Research:Automated classification of edit types/Taxonomy

From Meta, a Wikimedia project coordination wiki

This page documents a complete and inclusive taxonomy. The goal is to capture all potential change types that describe editing activity on Wikipedia. A practical subset will be used for the automated classification system, but we leave the identification of this practical subset to other discussion.

Syntactic[edit]

These classes describe "what" was done during an edit. (As opposed to "why")

Mechanical operations[edit]

These types of changes can be detected with simple regular expressions

  • wiki links
    • insert/delete
    • modify
      • disambiguate
  • inter-wiki links
    • insert/modify/delete
  • external links
    • insert/modify/delete
  • category
    • insert/modify/delete
  • headers
    • insert/modify/delete
  • table
    • insert/modify/delete
  • image
    • insert/modify/delete
  • references
    • insert/modify/delete
  • content move / refactor
  • redirect
  • cleanup
    • punctuation
      • insert/delete
    • whitespace
      • insert/delete
    • formatting -- css/style/bold/italics

Abstract/probabilistic operations[edit]

These classes can't be detected trivially with regular expressions. They would require some machine prediction.

Material supplied
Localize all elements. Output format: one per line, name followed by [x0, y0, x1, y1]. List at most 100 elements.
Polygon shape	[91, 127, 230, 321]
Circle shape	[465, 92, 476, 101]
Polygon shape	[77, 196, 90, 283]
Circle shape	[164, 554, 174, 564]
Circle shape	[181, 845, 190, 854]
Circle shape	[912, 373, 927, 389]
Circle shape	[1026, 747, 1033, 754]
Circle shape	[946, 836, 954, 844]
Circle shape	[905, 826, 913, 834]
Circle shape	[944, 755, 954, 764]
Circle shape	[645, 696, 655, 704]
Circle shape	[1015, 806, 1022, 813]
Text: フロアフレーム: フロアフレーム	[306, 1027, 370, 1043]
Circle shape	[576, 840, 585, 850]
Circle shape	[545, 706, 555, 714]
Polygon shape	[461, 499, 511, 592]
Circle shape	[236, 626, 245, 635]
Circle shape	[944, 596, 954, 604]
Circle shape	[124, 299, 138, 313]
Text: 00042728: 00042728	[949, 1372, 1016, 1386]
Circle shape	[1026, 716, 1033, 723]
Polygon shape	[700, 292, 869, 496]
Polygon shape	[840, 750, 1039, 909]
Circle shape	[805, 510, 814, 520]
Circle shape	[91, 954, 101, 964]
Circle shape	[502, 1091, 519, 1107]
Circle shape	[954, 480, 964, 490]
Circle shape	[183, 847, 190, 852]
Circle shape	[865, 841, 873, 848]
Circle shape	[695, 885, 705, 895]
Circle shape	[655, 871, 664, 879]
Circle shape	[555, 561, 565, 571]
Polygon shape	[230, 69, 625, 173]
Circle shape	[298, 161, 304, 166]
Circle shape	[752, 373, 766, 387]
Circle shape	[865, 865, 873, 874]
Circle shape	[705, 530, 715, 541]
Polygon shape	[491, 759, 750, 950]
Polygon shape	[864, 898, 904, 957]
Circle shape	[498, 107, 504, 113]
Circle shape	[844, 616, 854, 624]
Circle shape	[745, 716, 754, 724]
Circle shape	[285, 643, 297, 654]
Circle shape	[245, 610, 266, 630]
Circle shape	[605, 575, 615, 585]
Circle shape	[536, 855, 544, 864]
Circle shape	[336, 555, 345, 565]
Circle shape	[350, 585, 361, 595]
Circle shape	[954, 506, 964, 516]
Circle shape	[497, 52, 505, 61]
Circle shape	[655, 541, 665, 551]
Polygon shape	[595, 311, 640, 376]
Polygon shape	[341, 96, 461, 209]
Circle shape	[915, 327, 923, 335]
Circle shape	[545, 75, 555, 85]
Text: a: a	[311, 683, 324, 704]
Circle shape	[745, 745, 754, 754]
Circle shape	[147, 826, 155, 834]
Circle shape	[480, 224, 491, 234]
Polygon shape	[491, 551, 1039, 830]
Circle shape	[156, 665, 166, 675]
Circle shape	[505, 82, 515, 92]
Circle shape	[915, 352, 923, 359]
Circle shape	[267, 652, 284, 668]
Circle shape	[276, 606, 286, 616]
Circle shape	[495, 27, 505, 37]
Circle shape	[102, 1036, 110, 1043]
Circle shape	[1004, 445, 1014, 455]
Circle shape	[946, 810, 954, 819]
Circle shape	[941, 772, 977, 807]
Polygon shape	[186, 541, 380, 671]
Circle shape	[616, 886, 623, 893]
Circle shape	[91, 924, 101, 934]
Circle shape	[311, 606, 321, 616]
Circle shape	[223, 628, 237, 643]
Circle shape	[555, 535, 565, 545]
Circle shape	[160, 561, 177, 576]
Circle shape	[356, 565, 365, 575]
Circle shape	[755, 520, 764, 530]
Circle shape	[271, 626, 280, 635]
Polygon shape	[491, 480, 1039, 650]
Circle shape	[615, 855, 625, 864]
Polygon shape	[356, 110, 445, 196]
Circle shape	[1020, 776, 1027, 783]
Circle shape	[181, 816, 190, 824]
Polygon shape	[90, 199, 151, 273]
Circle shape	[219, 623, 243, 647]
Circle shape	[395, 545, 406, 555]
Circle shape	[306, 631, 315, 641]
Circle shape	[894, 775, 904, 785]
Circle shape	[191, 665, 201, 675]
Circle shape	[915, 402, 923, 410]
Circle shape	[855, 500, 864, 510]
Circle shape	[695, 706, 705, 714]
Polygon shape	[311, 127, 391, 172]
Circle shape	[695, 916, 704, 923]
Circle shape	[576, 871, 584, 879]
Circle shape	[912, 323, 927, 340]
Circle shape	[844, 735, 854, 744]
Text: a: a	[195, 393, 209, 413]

Work instructions
[A] Quote the edit-type taxonomy page from "This page documents" to "to other discussion.".
[B] Continue the edit-type taxonomy page from where it ends.

Answer set
[A]
This page documents a complete and inclusive taxonomy. The goal is to capture all potential change types that describe editing activity on Wikipedia. A practical subset will be used for the automated classification system, but we leave the identification of this practical subset to other discussion.

[B]
  • Grammar (word-level)
    • punctuation, whitespace
    • spelling error, typo
    • capitalization
    • tense change
  • Rephrase (word-level)
    • synonym
    • remove redundant words
  • Sentence (sentence-level)
    • insert/modify/delete (substantive)

Semantic[edit]

These classes describe "why" an edit was made. They usually amount to subjective applications of policy.

  • NPOV
  • Vandalism
  • Notable?
  • External link policy
  • Manual of style
  • New topic (article creation)

Complex operations[edit]

These classes describe changes that are part of a multi-edit operation

  • Merge
  • Archiving

Discussion[edit]

These classes describe actions relevant to a discussion.

  • New topic
  • Reply
  • !Vote (Support/oppose)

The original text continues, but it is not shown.